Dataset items
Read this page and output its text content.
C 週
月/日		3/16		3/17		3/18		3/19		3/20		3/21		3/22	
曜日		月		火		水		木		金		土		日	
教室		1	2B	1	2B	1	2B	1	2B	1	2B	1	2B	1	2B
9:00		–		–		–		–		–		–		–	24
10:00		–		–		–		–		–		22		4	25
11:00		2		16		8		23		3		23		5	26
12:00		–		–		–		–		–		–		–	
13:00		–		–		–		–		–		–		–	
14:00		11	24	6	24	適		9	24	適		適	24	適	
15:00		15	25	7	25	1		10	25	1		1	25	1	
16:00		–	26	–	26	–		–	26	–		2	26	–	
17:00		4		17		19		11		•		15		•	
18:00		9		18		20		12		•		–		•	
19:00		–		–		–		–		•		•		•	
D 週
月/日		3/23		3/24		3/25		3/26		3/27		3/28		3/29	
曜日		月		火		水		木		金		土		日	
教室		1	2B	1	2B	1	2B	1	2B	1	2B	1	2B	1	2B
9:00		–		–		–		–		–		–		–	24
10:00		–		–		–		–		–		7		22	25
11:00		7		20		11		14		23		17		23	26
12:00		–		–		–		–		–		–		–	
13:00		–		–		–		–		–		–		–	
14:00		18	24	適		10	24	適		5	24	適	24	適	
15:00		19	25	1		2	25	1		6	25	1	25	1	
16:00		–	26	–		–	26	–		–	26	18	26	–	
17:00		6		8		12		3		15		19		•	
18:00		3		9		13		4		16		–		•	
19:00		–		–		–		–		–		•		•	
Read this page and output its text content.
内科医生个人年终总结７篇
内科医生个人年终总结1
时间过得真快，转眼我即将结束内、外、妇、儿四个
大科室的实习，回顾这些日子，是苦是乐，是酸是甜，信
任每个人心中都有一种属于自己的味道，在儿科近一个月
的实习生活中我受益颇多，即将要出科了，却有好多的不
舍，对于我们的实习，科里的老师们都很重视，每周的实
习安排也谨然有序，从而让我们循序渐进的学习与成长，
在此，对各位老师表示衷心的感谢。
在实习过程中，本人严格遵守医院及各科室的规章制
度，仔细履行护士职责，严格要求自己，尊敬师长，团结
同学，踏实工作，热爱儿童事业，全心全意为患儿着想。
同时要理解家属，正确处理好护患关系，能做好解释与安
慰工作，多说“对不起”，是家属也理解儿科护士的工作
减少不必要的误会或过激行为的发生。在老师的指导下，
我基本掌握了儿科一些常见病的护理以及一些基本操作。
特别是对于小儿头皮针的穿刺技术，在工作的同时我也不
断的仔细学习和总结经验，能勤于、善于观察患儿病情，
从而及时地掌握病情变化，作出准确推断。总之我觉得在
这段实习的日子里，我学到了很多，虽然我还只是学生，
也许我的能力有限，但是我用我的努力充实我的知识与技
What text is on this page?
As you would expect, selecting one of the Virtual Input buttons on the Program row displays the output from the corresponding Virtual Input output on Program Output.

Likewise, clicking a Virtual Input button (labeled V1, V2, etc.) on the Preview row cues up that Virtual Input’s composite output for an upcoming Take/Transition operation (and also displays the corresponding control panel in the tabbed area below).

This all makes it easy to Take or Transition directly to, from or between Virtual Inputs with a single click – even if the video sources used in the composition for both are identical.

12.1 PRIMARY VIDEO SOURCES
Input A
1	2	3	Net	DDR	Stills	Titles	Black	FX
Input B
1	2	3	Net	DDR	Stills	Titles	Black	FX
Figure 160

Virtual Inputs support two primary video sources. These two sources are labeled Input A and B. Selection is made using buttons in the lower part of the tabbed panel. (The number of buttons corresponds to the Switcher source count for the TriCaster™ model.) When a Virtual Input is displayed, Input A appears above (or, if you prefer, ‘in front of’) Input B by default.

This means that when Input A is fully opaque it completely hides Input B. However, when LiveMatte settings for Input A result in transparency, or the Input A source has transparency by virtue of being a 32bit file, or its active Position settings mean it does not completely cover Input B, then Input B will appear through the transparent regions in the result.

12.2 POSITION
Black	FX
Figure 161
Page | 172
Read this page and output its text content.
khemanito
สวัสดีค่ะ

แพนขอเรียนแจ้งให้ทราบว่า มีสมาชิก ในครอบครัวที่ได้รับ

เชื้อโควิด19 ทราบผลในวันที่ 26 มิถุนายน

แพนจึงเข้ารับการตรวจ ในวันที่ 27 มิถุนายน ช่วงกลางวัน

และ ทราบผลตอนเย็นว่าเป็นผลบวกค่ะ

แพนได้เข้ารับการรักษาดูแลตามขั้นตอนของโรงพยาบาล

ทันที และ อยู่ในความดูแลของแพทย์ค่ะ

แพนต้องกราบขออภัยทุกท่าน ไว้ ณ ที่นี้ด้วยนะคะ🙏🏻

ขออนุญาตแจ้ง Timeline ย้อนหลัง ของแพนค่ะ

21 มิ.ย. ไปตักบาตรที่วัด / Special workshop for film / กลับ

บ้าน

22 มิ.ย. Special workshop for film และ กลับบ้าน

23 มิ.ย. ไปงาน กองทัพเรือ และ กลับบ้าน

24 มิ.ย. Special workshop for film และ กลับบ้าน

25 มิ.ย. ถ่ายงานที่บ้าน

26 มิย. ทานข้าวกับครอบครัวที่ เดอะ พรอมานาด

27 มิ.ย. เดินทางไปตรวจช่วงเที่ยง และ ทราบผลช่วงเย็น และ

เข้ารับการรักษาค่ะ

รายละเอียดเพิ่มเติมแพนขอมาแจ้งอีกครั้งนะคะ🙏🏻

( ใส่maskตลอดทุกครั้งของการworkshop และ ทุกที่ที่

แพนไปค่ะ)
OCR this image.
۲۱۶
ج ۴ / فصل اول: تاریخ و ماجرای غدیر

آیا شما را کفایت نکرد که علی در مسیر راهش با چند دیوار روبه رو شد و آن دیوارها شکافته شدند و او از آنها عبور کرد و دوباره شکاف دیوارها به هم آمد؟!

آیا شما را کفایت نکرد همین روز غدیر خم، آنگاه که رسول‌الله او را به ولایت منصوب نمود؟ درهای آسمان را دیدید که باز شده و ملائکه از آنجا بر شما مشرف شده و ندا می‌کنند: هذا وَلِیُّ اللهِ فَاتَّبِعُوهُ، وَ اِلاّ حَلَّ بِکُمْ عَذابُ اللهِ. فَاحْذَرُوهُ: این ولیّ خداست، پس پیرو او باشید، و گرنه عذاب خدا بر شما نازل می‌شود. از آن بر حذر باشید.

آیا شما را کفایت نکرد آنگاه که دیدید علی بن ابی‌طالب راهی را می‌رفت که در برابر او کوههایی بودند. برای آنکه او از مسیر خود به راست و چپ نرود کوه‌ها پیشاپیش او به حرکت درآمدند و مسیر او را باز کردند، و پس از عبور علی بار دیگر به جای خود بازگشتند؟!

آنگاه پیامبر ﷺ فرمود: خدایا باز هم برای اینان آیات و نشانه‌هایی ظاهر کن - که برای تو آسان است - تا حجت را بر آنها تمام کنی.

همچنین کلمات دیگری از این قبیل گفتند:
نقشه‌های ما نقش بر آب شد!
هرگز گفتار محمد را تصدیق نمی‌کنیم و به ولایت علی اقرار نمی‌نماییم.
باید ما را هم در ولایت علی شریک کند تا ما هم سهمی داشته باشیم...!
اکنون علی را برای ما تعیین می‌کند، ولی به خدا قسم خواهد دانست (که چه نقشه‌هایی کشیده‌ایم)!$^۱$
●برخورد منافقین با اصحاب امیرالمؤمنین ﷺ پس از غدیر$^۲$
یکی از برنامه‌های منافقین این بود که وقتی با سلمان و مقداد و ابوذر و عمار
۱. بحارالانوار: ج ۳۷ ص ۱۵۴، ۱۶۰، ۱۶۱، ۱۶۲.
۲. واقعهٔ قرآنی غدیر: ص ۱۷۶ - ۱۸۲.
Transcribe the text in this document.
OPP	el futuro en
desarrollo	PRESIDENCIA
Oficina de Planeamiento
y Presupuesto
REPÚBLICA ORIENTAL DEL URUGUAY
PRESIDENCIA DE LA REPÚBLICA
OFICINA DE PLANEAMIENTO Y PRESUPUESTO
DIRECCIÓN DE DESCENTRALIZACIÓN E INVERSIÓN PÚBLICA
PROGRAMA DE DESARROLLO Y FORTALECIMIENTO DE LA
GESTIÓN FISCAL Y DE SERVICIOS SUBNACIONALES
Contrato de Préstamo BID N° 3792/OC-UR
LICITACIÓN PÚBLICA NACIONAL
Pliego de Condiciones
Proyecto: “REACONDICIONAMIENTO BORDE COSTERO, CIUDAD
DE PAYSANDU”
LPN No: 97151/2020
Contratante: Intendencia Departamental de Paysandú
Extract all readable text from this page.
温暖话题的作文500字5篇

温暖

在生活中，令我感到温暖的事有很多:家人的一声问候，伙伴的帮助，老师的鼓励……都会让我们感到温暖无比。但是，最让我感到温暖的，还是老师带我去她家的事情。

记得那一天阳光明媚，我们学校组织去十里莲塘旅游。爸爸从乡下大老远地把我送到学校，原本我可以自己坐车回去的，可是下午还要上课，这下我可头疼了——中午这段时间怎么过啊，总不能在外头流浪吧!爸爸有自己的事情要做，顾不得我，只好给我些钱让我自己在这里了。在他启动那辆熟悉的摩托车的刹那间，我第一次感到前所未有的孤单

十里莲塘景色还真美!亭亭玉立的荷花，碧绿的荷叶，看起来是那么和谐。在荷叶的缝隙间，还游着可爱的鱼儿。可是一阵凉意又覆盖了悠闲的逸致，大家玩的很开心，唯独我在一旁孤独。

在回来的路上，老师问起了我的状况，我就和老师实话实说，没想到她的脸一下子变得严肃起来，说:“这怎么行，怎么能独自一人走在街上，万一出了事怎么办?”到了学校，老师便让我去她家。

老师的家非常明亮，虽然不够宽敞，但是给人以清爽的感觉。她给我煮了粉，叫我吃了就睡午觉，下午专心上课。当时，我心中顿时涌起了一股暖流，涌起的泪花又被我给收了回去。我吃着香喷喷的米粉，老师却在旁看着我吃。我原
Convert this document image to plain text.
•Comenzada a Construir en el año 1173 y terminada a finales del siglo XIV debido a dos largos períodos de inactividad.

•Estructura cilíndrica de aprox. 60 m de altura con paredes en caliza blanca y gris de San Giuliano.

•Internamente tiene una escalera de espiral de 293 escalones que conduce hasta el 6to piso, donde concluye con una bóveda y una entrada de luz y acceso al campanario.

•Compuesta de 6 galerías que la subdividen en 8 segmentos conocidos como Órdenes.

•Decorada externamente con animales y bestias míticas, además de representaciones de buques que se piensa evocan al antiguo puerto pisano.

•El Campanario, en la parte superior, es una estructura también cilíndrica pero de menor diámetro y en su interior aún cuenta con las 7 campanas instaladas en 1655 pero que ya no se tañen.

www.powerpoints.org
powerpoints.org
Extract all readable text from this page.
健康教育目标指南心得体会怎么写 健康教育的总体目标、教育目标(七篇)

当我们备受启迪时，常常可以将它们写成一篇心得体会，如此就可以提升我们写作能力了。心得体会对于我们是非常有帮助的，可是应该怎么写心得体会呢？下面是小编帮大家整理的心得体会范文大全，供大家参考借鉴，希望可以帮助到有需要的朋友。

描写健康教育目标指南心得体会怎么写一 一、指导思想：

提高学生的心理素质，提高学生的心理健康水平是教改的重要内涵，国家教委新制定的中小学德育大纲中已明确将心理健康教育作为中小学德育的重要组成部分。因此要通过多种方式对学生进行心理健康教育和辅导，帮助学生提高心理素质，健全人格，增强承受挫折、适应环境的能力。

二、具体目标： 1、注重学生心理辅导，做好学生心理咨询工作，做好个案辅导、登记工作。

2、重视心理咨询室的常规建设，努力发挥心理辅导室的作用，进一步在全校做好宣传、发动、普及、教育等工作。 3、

> **Exercise task**: Say how many lines of the data hold the string "บการร". Reply with the number alone.

> **Finished exercise**: 2